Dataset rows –
==*==

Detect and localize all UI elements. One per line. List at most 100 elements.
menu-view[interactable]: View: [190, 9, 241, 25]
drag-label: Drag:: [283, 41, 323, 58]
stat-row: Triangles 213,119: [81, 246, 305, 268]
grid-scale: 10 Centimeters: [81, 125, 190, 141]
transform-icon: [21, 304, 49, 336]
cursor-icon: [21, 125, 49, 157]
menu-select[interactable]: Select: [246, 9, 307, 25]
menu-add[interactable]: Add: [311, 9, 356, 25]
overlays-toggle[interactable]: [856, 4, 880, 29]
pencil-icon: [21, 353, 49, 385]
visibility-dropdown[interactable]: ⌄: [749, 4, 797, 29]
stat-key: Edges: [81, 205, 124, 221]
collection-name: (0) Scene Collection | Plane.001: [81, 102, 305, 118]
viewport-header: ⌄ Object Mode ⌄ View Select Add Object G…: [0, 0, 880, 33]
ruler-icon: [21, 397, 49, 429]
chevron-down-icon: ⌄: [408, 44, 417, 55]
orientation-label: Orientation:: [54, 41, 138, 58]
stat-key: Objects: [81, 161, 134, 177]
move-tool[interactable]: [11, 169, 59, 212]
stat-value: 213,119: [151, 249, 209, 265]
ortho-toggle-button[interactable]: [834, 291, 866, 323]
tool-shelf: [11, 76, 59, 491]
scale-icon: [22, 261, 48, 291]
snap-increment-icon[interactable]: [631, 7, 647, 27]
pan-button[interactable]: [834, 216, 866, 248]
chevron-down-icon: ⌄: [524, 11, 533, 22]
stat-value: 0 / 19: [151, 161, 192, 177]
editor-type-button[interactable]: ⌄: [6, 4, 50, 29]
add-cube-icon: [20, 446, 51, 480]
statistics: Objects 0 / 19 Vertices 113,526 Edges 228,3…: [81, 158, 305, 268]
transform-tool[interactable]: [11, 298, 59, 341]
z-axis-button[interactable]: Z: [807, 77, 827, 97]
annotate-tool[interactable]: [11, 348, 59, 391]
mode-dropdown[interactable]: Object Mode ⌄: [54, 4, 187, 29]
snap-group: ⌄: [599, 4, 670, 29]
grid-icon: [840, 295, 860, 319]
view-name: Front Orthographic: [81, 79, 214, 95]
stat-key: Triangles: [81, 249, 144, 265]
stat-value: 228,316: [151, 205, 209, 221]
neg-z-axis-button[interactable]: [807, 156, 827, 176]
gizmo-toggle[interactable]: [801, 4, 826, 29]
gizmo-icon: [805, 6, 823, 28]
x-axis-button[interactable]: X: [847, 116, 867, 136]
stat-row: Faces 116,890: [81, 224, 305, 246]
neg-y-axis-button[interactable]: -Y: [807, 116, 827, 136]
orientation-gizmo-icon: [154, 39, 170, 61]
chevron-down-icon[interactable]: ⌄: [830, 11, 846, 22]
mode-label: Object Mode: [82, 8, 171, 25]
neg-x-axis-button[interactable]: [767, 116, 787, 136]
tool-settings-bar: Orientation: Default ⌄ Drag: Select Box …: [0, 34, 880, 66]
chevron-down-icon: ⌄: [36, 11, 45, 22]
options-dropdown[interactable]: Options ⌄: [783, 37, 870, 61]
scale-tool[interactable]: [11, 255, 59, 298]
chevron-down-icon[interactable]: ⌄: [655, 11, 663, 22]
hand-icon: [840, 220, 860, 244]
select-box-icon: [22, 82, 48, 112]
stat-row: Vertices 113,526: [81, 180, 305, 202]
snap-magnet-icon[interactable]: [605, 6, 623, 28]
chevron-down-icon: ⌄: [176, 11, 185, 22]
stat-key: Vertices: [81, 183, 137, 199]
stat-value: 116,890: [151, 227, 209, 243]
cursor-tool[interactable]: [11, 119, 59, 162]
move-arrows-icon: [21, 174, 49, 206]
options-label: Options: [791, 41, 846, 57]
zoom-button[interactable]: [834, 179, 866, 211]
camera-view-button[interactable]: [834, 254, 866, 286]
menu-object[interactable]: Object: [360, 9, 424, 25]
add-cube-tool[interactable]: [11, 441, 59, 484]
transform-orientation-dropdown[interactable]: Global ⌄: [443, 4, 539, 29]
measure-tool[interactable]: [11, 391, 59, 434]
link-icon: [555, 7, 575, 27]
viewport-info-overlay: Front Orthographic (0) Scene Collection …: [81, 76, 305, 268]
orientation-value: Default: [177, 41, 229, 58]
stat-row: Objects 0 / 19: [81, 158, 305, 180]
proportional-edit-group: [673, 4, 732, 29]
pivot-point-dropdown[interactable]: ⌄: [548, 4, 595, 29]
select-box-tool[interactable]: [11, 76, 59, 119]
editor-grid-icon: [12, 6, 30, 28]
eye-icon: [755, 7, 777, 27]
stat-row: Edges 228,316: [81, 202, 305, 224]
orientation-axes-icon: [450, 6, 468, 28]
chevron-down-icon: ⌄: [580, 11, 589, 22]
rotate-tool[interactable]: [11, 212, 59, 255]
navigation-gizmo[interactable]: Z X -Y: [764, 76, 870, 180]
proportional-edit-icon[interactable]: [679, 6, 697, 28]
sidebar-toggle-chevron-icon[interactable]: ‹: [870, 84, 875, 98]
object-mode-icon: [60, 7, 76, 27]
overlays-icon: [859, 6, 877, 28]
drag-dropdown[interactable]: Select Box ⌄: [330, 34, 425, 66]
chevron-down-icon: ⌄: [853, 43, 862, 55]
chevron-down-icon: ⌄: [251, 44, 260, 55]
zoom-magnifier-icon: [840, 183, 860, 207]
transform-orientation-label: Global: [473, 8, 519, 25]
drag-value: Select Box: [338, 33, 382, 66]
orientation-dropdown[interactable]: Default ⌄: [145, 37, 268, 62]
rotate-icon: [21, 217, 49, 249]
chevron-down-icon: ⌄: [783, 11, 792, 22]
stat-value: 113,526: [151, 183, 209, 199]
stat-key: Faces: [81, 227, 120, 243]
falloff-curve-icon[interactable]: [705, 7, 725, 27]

==*==

Exercise –
Reproduce every one of the lines above without any changes.

Output below –
Detect and localize all UI elements. One per line. List at most 100 elements.
menu-view[interactable]: View: [190, 9, 241, 25]
drag-label: Drag:: [283, 41, 323, 58]
stat-row: Triangles 213,119: [81, 246, 305, 268]
grid-scale: 10 Centimeters: [81, 125, 190, 141]
transform-icon: [21, 304, 49, 336]
cursor-icon: [21, 125, 49, 157]
menu-select[interactable]: Select: [246, 9, 307, 25]
menu-add[interactable]: Add: [311, 9, 356, 25]
overlays-toggle[interactable]: [856, 4, 880, 29]
pencil-icon: [21, 353, 49, 385]
visibility-dropdown[interactable]: ⌄: [749, 4, 797, 29]
stat-key: Edges: [81, 205, 124, 221]
collection-name: (0) Scene Collection | Plane.001: [81, 102, 305, 118]
viewport-header: ⌄ Object Mode ⌄ View Select Add Object G…: [0, 0, 880, 33]
ruler-icon: [21, 397, 49, 429]
chevron-down-icon: ⌄: [408, 44, 417, 55]
orientation-label: Orientation:: [54, 41, 138, 58]
stat-key: Objects: [81, 161, 134, 177]
move-tool[interactable]: [11, 169, 59, 212]
stat-value: 213,119: [151, 249, 209, 265]
ortho-toggle-button[interactable]: [834, 291, 866, 323]
tool-shelf: [11, 76, 59, 491]
scale-icon: [22, 261, 48, 291]
snap-increment-icon[interactable]: [631, 7, 647, 27]
pan-button[interactable]: [834, 216, 866, 248]
chevron-down-icon: ⌄: [524, 11, 533, 22]
stat-value: 0 / 19: [151, 161, 192, 177]
editor-type-button[interactable]: ⌄: [6, 4, 50, 29]
add-cube-icon: [20, 446, 51, 480]
statistics: Objects 0 / 19 Vertices 113,526 Edges 228,3…: [81, 158, 305, 268]
transform-tool[interactable]: [11, 298, 59, 341]
z-axis-button[interactable]: Z: [807, 77, 827, 97]
annotate-tool[interactable]: [11, 348, 59, 391]
mode-dropdown[interactable]: Object Mode ⌄: [54, 4, 187, 29]
snap-group: ⌄: [599, 4, 670, 29]
grid-icon: [840, 295, 860, 319]
view-name: Front Orthographic: [81, 79, 214, 95]
stat-key: Triangles: [81, 249, 144, 265]
stat-value: 228,316: [151, 205, 209, 221]
neg-z-axis-button[interactable]: [807, 156, 827, 176]
gizmo-toggle[interactable]: [801, 4, 826, 29]
gizmo-icon: [805, 6, 823, 28]
x-axis-button[interactable]: X: [847, 116, 867, 136]
stat-row: Faces 116,890: [81, 224, 305, 246]
neg-y-axis-button[interactable]: -Y: [807, 116, 827, 136]
orientation-gizmo-icon: [154, 39, 170, 61]
chevron-down-icon[interactable]: ⌄: [830, 11, 846, 22]
mode-label: Object Mode: [82, 8, 171, 25]
neg-x-axis-button[interactable]: [767, 116, 787, 136]
tool-settings-bar: Orientation: Default ⌄ Drag: Select Box …: [0, 34, 880, 66]
chevron-down-icon: ⌄: [36, 11, 45, 22]
options-dropdown[interactable]: Options ⌄: [783, 37, 870, 61]
scale-tool[interactable]: [11, 255, 59, 298]
chevron-down-icon[interactable]: ⌄: [655, 11, 663, 22]
hand-icon: [840, 220, 860, 244]
select-box-icon: [22, 82, 48, 112]
stat-row: Vertices 113,526: [81, 180, 305, 202]
snap-magnet-icon[interactable]: [605, 6, 623, 28]
chevron-down-icon: ⌄: [176, 11, 185, 22]
stat-key: Vertices: [81, 183, 137, 199]
stat-value: 116,890: [151, 227, 209, 243]
cursor-tool[interactable]: [11, 119, 59, 162]
move-arrows-icon: [21, 174, 49, 206]
options-label: Options: [791, 41, 846, 57]
zoom-button[interactable]: [834, 179, 866, 211]
camera-view-button[interactable]: [834, 254, 866, 286]
menu-object[interactable]: Object: [360, 9, 424, 25]
add-cube-tool[interactable]: [11, 441, 59, 484]
transform-orientation-dropdown[interactable]: Global ⌄: [443, 4, 539, 29]
measure-tool[interactable]: [11, 391, 59, 434]
link-icon: [555, 7, 575, 27]
viewport-info-overlay: Front Orthographic (0) Scene Collection …: [81, 76, 305, 268]
orientation-value: Default: [177, 41, 229, 58]
stat-row: Objects 0 / 19: [81, 158, 305, 180]
proportional-edit-group: [673, 4, 732, 29]
pivot-point-dropdown[interactable]: ⌄: [548, 4, 595, 29]
select-box-tool[interactable]: [11, 76, 59, 119]
editor-grid-icon: [12, 6, 30, 28]
eye-icon: [755, 7, 777, 27]
stat-row: Edges 228,316: [81, 202, 305, 224]
orientation-axes-icon: [450, 6, 468, 28]
chevron-down-icon: ⌄: [580, 11, 589, 22]
rotate-tool[interactable]: [11, 212, 59, 255]
navigation-gizmo[interactable]: Z X -Y: [764, 76, 870, 180]
proportional-edit-icon[interactable]: [679, 6, 697, 28]
sidebar-toggle-chevron-icon[interactable]: ‹: [870, 84, 875, 98]
object-mode-icon: [60, 7, 76, 27]
overlays-icon: [859, 6, 877, 28]
drag-dropdown[interactable]: Select Box ⌄: [330, 34, 425, 66]
chevron-down-icon: ⌄: [853, 43, 862, 55]
chevron-down-icon: ⌄: [251, 44, 260, 55]
zoom-magnifier-icon: [840, 183, 860, 207]
transform-orientation-label: Global: [473, 8, 519, 25]
drag-value: Select Box: [338, 33, 382, 66]
orientation-dropdown[interactable]: Default ⌄: [145, 37, 268, 62]
rotate-icon: [21, 217, 49, 249]
chevron-down-icon: ⌄: [783, 11, 792, 22]
stat-value: 113,526: [151, 183, 209, 199]
stat-key: Faces: [81, 227, 120, 243]
falloff-curve-icon[interactable]: [705, 7, 725, 27]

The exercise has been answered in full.